### [GOAL]
Drop the pictures from the entries below, then reproduce the rest exactly.
++++++++++
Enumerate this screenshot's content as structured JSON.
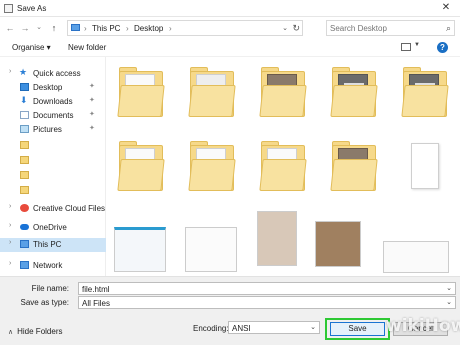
{
  "window": {
    "title": "Save As",
    "close_glyph": "✕"
  },
  "address": {
    "back_glyph": "←",
    "forward_glyph": "→",
    "dropdown_glyph": "⌄",
    "up_glyph": "↑",
    "crumbs": [
      "This PC",
      "Desktop"
    ],
    "separator": "›",
    "search_placeholder": "Search Desktop"
  },
  "toolbar": {
    "organise_label": "Organise ▾",
    "new_folder_label": "New folder",
    "help_label": "?"
  },
  "nav_pane": {
    "items": [
      {
        "label": "Quick access",
        "icon": "star-icon",
        "pinned": false
      },
      {
        "label": "Desktop",
        "icon": "desktop-icon",
        "pinned": true
      },
      {
        "label": "Downloads",
        "icon": "download-icon",
        "pinned": true
      },
      {
        "label": "Documents",
        "icon": "documents-icon",
        "pinned": true
      },
      {
        "label": "Pictures",
        "icon": "pictures-icon",
        "pinned": true
      },
      {
        "label": "",
        "icon": "folder-icon",
        "pinned": false
      },
      {
        "label": "",
        "icon": "folder-icon",
        "pinned": false
      },
      {
        "label": "",
        "icon": "folder-icon",
        "pinned": false
      },
      {
        "label": "",
        "icon": "folder-icon",
        "pinned": false
      },
      {
        "label": "Creative Cloud Files",
        "icon": "creative-cloud-icon",
        "pinned": false
      },
      {
        "label": "OneDrive",
        "icon": "onedrive-icon",
        "pinned": false
      },
      {
        "label": "This PC",
        "icon": "this-pc-icon",
        "pinned": false
      },
      {
        "label": "Network",
        "icon": "network-icon",
        "pinned": false
      }
    ],
    "pin_glyph": "📌",
    "selected": "This PC"
  },
  "bottom": {
    "file_name_label": "File name:",
    "file_name_value": "file.html",
    "save_as_type_label": "Save as type:",
    "save_as_type_value": "All Files",
    "encoding_label": "Encoding:",
    "encoding_value": "ANSI",
    "save_label": "Save",
    "cancel_label": "Cancel",
    "hide_folders_label": "Hide Folders"
  },
  "watermark": "wikiHow",
  "colors": {
    "accent": "#1a74d2",
    "selection": "#cde4f7",
    "highlight": "#2ec934",
    "folder": "#f6d98a"
  }
}
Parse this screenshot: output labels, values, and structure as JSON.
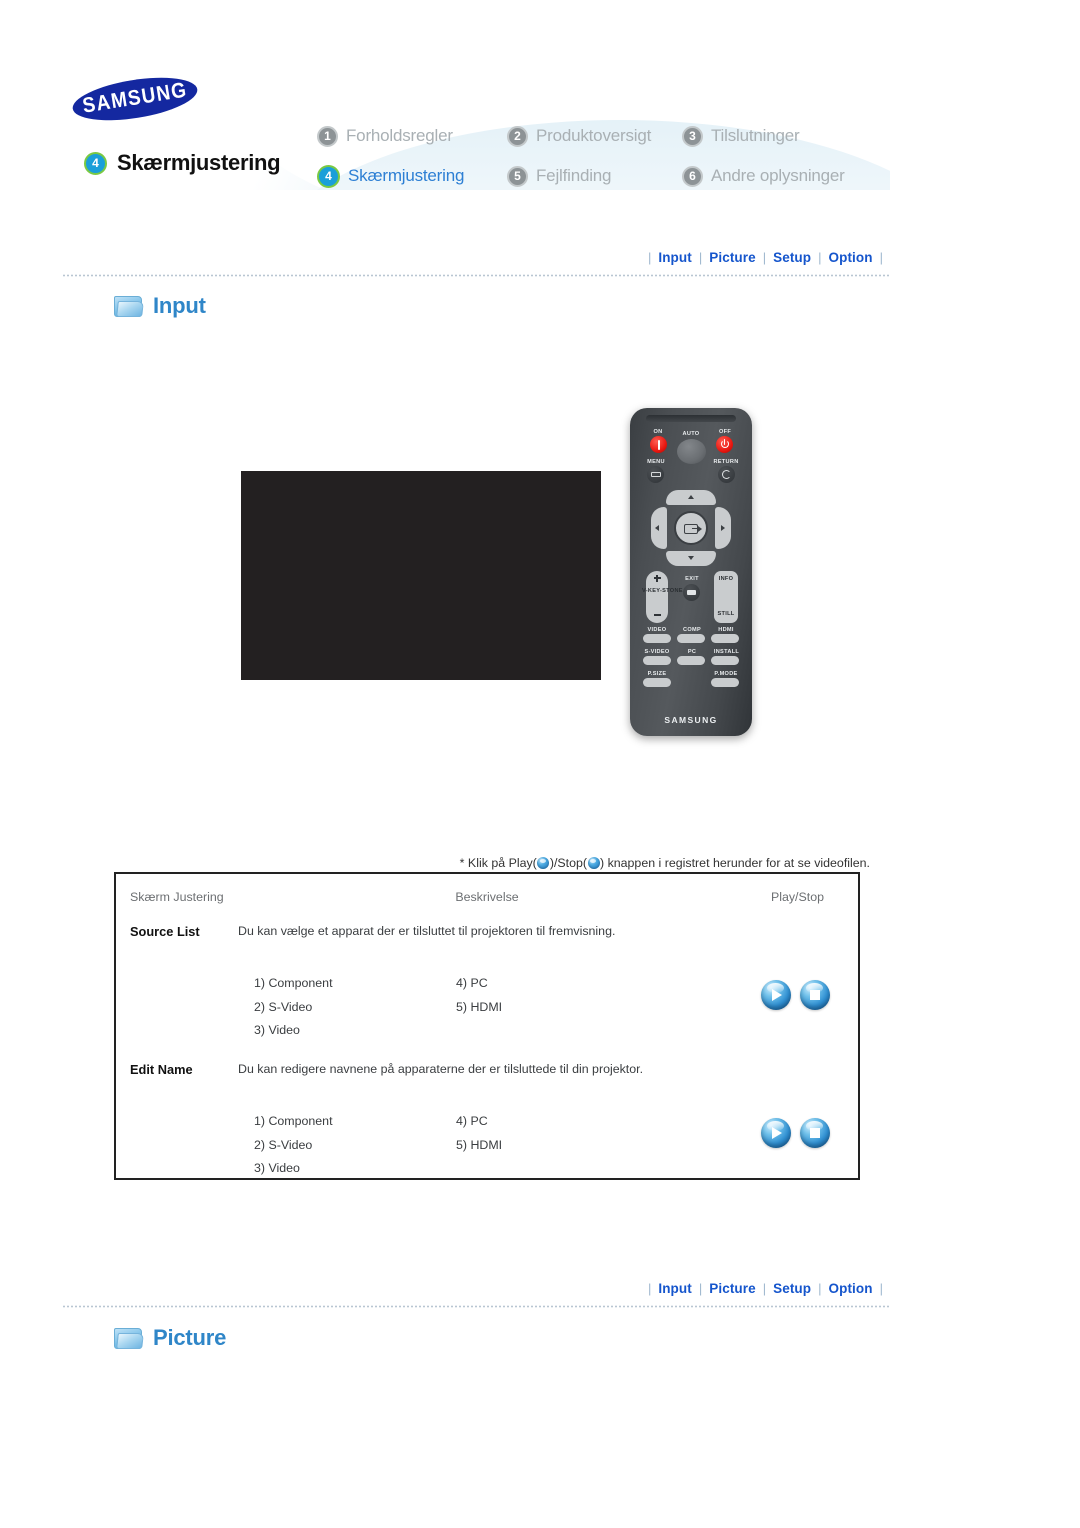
++++++++++
### [EXERCISE OUTPUT]
Enumerate this screenshot's content as structured JSON.
{
  "window": {
    "title": "Save As",
    "close_glyph": "✕"
  },
  "address": {
    "back_glyph": "←",
    "forward_glyph": "→",
    "dropdown_glyph": "⌄",
    "up_glyph": "↑",
    "crumbs": [
      "This PC",
      "Desktop"
    ],
    "separator": "›",
    "search_placeholder": "Search Desktop"
  },
  "toolbar": {
    "organise_label": "Organise ▾",
    "new_folder_label": "New folder",
    "help_label": "?"
  },
  "nav_pane": {
    "items": [
      {
        "label": "Quick access",
        "icon": "star-icon",
        "pinned": false
      },
      {
        "label": "Desktop",
        "icon": "desktop-icon",
        "pinned": true
      },
      {
        "label": "Downloads",
        "icon": "download-icon",
        "pinned": true
      },
      {
        "label": "Documents",
        "icon": "documents-icon",
        "pinned": true
      },
      {
        "label": "Pictures",
        "icon": "pictures-icon",
        "pinned": true
      },
      {
        "label": "",
        "icon": "folder-icon",
        "pinned": false
      },
      {
        "label": "",
        "icon": "folder-icon",
        "pinned": false
      },
      {
        "label": "",
        "icon": "folder-icon",
        "pinned": false
      },
      {
        "label": "",
        "icon": "folder-icon",
        "pinned": false
      },
      {
        "label": "Creative Cloud Files",
        "icon": "creative-cloud-icon",
        "pinned": false
      },
      {
        "label": "OneDrive",
        "icon": "onedrive-icon",
        "pinned": false
      },
      {
        "label": "This PC",
        "icon": "this-pc-icon",
        "pinned": false
      },
      {
        "label": "Network",
        "icon": "network-icon",
        "pinned": false
      }
    ],
    "pin_glyph": "📌",
    "selected": "This PC"
  },
  "bottom": {
    "file_name_label": "File name:",
    "file_name_value": "file.html",
    "save_as_type_label": "Save as type:",
    "save_as_type_value": "All Files",
    "encoding_label": "Encoding:",
    "encoding_value": "ANSI",
    "save_label": "Save",
    "cancel_label": "Cancel",
    "hide_folders_label": "Hide Folders"
  },
  "watermark": "wikiHow",
  "colors": {
    "accent": "#1a74d2",
    "selection": "#cde4f7",
    "highlight": "#2ec934",
    "folder": "#f6d98a"
  }
}
Parse this screenshot: output labels, values, and structure as JSON.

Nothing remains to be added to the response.